Copy the following items verbatim, with no changes.

══ EXERCISE INPUT

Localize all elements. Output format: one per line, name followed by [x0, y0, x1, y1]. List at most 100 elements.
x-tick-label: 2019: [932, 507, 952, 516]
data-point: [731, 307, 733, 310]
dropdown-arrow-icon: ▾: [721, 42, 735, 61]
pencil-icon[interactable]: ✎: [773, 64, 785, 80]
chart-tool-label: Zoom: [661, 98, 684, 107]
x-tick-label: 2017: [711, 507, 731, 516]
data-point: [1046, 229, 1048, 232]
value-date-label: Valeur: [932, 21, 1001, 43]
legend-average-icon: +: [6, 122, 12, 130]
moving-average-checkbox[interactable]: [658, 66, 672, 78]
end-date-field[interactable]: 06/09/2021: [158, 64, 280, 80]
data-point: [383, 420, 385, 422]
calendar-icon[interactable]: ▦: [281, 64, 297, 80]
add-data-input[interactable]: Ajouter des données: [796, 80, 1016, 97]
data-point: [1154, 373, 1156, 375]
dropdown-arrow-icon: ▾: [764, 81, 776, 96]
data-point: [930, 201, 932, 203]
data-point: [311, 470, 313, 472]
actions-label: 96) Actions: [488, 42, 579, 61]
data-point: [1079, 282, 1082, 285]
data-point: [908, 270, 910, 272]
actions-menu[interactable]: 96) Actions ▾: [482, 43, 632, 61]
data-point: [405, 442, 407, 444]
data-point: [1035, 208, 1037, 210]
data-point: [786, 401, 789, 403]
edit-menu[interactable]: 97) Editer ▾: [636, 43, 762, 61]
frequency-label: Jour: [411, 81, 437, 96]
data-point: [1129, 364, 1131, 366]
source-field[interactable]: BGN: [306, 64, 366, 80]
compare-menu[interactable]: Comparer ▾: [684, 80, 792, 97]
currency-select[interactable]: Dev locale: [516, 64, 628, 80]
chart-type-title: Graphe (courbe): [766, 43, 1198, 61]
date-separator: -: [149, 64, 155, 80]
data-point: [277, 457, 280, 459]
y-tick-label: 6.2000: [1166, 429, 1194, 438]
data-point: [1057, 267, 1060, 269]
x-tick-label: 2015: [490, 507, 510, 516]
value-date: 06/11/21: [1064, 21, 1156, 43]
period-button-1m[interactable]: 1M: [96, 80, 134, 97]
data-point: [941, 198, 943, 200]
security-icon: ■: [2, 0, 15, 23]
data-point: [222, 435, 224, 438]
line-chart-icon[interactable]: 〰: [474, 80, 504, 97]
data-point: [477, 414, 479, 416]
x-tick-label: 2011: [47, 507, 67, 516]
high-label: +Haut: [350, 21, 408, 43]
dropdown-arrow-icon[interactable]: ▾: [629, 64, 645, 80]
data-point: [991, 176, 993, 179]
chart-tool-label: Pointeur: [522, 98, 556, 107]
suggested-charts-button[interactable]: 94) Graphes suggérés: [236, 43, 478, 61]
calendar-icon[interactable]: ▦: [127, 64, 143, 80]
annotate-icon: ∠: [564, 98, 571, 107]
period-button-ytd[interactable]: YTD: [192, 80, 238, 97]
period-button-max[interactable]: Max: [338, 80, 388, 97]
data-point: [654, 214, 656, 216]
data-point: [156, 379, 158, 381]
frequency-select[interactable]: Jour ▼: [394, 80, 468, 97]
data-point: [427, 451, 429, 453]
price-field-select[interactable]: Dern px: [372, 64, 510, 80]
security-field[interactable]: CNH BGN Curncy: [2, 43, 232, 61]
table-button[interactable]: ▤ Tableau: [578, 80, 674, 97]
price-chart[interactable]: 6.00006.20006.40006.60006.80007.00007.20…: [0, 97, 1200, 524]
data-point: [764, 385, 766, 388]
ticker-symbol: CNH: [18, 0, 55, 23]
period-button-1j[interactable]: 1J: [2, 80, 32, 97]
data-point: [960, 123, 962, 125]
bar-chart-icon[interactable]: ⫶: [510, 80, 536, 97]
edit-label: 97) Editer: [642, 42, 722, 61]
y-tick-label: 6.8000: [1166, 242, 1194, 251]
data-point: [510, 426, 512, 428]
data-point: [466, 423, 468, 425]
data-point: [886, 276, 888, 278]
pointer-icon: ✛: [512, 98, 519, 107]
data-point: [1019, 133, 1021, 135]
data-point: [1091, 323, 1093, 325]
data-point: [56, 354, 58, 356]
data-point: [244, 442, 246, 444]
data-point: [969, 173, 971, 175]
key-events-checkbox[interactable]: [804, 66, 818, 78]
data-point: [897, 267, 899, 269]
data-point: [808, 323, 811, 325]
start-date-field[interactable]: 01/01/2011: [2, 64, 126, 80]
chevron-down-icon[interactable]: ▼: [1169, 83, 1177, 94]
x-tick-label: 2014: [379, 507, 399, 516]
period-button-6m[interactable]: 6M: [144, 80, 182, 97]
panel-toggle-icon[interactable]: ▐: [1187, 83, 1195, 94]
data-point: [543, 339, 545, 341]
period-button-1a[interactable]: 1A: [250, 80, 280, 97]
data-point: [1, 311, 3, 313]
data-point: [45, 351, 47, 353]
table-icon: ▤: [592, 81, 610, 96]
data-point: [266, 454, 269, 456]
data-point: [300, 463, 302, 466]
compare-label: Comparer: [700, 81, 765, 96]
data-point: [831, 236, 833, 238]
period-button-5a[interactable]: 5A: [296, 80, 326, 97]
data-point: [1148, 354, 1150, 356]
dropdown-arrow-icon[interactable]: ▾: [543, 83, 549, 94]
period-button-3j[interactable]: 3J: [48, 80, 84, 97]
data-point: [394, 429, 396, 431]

════

OUTPUT -
Localize all elements. Output format: one per line, name followed by [x0, y0, x1, y1]. List at most 100 elements.
x-tick-label: 2019: [932, 507, 952, 516]
data-point: [731, 307, 733, 310]
dropdown-arrow-icon: ▾: [721, 42, 735, 61]
pencil-icon[interactable]: ✎: [773, 64, 785, 80]
chart-tool-label: Zoom: [661, 98, 684, 107]
x-tick-label: 2017: [711, 507, 731, 516]
data-point: [1046, 229, 1048, 232]
value-date-label: Valeur: [932, 21, 1001, 43]
legend-average-icon: +: [6, 122, 12, 130]
moving-average-checkbox[interactable]: [658, 66, 672, 78]
end-date-field[interactable]: 06/09/2021: [158, 64, 280, 80]
data-point: [383, 420, 385, 422]
calendar-icon[interactable]: ▦: [281, 64, 297, 80]
add-data-input[interactable]: Ajouter des données: [796, 80, 1016, 97]
data-point: [1154, 373, 1156, 375]
dropdown-arrow-icon: ▾: [764, 81, 776, 96]
data-point: [930, 201, 932, 203]
data-point: [311, 470, 313, 472]
actions-label: 96) Actions: [488, 42, 579, 61]
data-point: [1079, 282, 1082, 285]
data-point: [908, 270, 910, 272]
actions-menu[interactable]: 96) Actions ▾: [482, 43, 632, 61]
data-point: [405, 442, 407, 444]
data-point: [1035, 208, 1037, 210]
data-point: [786, 401, 789, 403]
edit-menu[interactable]: 97) Editer ▾: [636, 43, 762, 61]
frequency-label: Jour: [411, 81, 437, 96]
data-point: [1129, 364, 1131, 366]
source-field[interactable]: BGN: [306, 64, 366, 80]
compare-menu[interactable]: Comparer ▾: [684, 80, 792, 97]
currency-select[interactable]: Dev locale: [516, 64, 628, 80]
chart-type-title: Graphe (courbe): [766, 43, 1198, 61]
date-separator: -: [149, 64, 155, 80]
data-point: [277, 457, 280, 459]
y-tick-label: 6.2000: [1166, 429, 1194, 438]
data-point: [1057, 267, 1060, 269]
x-tick-label: 2015: [490, 507, 510, 516]
value-date: 06/11/21: [1064, 21, 1156, 43]
period-button-1m[interactable]: 1M: [96, 80, 134, 97]
data-point: [941, 198, 943, 200]
security-icon: ■: [2, 0, 15, 23]
data-point: [222, 435, 224, 438]
line-chart-icon[interactable]: 〰: [474, 80, 504, 97]
data-point: [477, 414, 479, 416]
x-tick-label: 2011: [47, 507, 67, 516]
high-label: +Haut: [350, 21, 408, 43]
dropdown-arrow-icon[interactable]: ▾: [629, 64, 645, 80]
data-point: [991, 176, 993, 179]
chart-tool-label: Pointeur: [522, 98, 556, 107]
suggested-charts-button[interactable]: 94) Graphes suggérés: [236, 43, 478, 61]
calendar-icon[interactable]: ▦: [127, 64, 143, 80]
annotate-icon: ∠: [564, 98, 571, 107]
period-button-ytd[interactable]: YTD: [192, 80, 238, 97]
period-button-max[interactable]: Max: [338, 80, 388, 97]
data-point: [654, 214, 656, 216]
data-point: [156, 379, 158, 381]
frequency-select[interactable]: Jour ▼: [394, 80, 468, 97]
data-point: [427, 451, 429, 453]
price-field-select[interactable]: Dern px: [372, 64, 510, 80]
security-field[interactable]: CNH BGN Curncy: [2, 43, 232, 61]
table-button[interactable]: ▤ Tableau: [578, 80, 674, 97]
price-chart[interactable]: 6.00006.20006.40006.60006.80007.00007.20…: [0, 97, 1200, 524]
data-point: [764, 385, 766, 388]
ticker-symbol: CNH: [18, 0, 55, 23]
period-button-1j[interactable]: 1J: [2, 80, 32, 97]
data-point: [960, 123, 962, 125]
bar-chart-icon[interactable]: ⫶: [510, 80, 536, 97]
edit-label: 97) Editer: [642, 42, 722, 61]
y-tick-label: 6.8000: [1166, 242, 1194, 251]
data-point: [510, 426, 512, 428]
data-point: [466, 423, 468, 425]
data-point: [886, 276, 888, 278]
pointer-icon: ✛: [512, 98, 519, 107]
data-point: [1019, 133, 1021, 135]
data-point: [1091, 323, 1093, 325]
data-point: [56, 354, 58, 356]
data-point: [244, 442, 246, 444]
data-point: [969, 173, 971, 175]
key-events-checkbox[interactable]: [804, 66, 818, 78]
data-point: [897, 267, 899, 269]
data-point: [808, 323, 811, 325]
start-date-field[interactable]: 01/01/2011: [2, 64, 126, 80]
chevron-down-icon[interactable]: ▼: [1169, 83, 1177, 94]
x-tick-label: 2014: [379, 507, 399, 516]
period-button-6m[interactable]: 6M: [144, 80, 182, 97]
panel-toggle-icon[interactable]: ▐: [1187, 83, 1195, 94]
data-point: [543, 339, 545, 341]
period-button-1a[interactable]: 1A: [250, 80, 280, 97]
data-point: [1, 311, 3, 313]
data-point: [45, 351, 47, 353]
table-icon: ▤: [592, 81, 610, 96]
data-point: [266, 454, 269, 456]
data-point: [300, 463, 302, 466]
compare-label: Comparer: [700, 81, 765, 96]
data-point: [831, 236, 833, 238]
period-button-5a[interactable]: 5A: [296, 80, 326, 97]
data-point: [1148, 354, 1150, 356]
dropdown-arrow-icon[interactable]: ▾: [543, 83, 549, 94]
period-button-3j[interactable]: 3J: [48, 80, 84, 97]
data-point: [394, 429, 396, 431]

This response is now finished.